> DIRECTIONS FOR THIS TASK: Which lines of the records contain the word "ausgeschüttet"? Show each of them.

━━━━━ WORKING DATA ━━━━━

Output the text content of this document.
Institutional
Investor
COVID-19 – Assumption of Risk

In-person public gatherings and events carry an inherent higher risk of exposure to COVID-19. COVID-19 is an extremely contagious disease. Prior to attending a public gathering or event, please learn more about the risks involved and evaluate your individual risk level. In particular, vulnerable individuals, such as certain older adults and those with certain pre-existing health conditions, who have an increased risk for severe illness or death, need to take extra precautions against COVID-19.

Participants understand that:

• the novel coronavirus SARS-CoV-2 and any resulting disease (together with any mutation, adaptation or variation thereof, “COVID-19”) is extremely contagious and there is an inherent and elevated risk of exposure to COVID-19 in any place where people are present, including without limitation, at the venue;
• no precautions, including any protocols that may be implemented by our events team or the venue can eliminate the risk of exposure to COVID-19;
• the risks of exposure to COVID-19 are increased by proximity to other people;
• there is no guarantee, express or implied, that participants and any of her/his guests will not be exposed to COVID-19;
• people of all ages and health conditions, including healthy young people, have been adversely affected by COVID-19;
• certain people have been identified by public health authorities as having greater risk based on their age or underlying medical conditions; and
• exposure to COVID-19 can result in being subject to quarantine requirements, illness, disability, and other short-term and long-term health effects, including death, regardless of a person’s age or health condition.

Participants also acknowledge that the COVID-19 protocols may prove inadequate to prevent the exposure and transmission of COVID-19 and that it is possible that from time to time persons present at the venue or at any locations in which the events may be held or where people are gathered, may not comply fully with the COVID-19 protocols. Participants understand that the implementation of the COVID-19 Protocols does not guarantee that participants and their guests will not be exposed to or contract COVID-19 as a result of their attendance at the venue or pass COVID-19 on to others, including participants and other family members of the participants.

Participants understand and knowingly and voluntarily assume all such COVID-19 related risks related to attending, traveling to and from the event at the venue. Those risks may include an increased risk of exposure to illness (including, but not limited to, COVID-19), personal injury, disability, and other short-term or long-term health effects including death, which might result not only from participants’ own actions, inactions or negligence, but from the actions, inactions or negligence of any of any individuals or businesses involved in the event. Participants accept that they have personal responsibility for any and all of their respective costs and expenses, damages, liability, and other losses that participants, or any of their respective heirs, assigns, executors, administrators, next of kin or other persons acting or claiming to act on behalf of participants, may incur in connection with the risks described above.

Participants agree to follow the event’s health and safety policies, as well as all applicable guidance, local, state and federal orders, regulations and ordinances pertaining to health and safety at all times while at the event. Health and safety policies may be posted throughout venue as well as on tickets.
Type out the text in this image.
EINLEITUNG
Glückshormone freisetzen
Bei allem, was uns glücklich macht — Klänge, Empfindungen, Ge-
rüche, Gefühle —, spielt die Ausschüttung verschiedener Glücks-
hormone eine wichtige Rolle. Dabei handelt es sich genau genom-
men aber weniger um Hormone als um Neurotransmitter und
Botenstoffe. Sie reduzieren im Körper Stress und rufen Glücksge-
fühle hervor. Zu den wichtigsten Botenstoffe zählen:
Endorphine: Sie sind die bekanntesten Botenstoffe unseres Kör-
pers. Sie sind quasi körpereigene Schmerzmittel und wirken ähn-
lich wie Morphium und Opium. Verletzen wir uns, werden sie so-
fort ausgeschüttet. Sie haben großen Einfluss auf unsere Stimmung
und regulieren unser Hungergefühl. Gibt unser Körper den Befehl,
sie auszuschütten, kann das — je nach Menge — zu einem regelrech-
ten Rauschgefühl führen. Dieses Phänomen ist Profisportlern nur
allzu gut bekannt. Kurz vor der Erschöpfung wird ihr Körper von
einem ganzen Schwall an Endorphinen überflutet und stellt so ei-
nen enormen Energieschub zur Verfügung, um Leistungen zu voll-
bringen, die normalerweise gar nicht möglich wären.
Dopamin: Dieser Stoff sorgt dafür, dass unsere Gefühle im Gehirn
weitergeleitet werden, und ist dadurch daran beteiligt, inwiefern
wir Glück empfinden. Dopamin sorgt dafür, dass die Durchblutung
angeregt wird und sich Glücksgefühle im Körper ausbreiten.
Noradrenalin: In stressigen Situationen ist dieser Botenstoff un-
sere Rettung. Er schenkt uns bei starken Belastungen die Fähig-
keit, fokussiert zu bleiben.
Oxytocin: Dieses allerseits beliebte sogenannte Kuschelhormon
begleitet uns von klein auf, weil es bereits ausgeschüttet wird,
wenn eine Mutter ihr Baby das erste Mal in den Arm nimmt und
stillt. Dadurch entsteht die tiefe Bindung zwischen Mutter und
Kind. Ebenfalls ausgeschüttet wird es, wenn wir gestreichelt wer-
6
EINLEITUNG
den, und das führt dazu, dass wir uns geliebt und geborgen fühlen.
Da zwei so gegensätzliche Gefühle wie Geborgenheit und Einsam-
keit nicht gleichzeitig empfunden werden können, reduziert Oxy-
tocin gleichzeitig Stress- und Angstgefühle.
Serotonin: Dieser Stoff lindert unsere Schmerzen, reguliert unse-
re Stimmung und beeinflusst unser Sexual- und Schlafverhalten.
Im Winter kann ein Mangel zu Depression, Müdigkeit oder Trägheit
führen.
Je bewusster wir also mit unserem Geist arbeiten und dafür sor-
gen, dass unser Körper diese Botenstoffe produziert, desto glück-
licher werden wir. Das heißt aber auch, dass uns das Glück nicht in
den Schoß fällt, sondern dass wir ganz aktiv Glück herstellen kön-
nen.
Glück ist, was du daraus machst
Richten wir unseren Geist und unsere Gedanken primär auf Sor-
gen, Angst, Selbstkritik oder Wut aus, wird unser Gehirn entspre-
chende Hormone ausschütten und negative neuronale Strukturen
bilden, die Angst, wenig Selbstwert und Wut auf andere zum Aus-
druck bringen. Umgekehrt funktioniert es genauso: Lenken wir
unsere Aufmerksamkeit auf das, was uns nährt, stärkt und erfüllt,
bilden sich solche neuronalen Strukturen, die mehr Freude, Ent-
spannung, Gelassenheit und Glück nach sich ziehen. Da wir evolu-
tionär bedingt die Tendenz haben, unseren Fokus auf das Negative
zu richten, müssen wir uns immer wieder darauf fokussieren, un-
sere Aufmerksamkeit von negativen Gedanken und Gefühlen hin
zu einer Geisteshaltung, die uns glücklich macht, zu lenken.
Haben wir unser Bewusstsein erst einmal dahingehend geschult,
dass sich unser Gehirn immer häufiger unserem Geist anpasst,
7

━━━━━

> SOLUTION TO THE EXERCISE:
fort ausgeschüttet. Sie haben großen Einfluss auf unsere Stimmung
begleitet uns von klein auf, weil es bereits ausgeschüttet wird,
Kind. Ebenfalls ausgeschüttet wird es, wenn wir gestreichelt wer-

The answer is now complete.